**Written request**
Find the lines containing the word "company" and copy every one of them.
•••••
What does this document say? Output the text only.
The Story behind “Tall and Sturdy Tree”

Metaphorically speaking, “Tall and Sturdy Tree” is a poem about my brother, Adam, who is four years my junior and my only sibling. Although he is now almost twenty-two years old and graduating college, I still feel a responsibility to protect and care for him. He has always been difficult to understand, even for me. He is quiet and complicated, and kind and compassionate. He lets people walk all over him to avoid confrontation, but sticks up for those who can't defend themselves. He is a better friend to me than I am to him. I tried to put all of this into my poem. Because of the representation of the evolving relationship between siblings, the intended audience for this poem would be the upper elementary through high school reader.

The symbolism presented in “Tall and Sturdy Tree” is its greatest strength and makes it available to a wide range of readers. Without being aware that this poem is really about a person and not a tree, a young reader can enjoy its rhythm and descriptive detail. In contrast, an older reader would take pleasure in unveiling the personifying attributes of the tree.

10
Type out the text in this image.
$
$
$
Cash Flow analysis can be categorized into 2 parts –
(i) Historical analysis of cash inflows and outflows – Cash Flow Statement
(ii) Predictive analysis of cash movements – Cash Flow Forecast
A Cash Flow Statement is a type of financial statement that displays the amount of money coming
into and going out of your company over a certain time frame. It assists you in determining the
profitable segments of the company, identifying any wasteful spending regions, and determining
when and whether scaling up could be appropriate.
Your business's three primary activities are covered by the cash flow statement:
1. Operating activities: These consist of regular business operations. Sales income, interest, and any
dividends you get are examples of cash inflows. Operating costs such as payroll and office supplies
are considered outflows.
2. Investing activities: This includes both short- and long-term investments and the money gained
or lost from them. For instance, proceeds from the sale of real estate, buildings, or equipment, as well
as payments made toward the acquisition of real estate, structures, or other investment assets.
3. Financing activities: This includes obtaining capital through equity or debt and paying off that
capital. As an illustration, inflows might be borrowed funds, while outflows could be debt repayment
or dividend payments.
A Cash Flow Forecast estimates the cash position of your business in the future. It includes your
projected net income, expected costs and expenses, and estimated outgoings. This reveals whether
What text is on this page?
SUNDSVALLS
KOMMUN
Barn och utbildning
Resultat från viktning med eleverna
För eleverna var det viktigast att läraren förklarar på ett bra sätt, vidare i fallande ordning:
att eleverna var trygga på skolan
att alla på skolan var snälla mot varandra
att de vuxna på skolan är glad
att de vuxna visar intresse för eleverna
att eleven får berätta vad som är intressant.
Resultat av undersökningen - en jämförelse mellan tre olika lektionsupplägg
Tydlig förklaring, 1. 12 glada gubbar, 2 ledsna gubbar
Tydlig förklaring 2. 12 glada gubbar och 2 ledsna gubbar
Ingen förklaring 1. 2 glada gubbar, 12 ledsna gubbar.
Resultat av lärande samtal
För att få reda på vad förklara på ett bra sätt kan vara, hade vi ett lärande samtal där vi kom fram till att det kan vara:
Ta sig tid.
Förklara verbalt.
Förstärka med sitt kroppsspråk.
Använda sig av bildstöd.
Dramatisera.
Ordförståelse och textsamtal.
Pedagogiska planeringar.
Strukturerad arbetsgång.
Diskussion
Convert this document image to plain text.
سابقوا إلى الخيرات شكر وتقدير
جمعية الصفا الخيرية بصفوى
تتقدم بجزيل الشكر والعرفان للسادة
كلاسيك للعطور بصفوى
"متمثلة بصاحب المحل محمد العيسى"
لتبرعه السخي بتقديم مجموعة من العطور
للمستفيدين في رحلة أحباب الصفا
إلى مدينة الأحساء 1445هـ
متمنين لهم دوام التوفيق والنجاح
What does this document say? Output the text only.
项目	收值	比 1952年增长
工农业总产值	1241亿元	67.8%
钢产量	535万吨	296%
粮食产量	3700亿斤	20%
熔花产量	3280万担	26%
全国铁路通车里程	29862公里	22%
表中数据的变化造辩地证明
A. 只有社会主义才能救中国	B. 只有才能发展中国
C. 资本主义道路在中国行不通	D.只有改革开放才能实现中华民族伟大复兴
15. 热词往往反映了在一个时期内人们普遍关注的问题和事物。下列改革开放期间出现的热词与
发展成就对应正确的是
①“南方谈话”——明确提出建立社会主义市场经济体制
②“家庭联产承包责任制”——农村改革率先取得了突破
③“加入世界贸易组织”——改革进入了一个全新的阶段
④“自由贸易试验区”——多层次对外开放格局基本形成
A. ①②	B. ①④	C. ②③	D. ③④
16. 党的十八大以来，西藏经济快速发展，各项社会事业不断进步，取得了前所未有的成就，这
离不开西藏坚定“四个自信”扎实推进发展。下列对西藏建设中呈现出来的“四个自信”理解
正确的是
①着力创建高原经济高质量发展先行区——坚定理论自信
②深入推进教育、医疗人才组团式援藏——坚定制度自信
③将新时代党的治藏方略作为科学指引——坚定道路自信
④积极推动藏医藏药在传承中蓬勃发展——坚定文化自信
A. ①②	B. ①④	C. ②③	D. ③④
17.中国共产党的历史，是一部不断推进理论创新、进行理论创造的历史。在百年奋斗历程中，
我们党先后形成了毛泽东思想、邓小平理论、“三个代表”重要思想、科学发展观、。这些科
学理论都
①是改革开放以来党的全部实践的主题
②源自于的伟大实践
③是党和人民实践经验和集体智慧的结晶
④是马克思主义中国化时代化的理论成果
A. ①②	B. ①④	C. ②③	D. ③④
•••••
**Response for this exercise**
into and going out of your company over a certain time frame. It assists you in determining the
profitable segments of the company, identifying any wasteful spending regions, and determining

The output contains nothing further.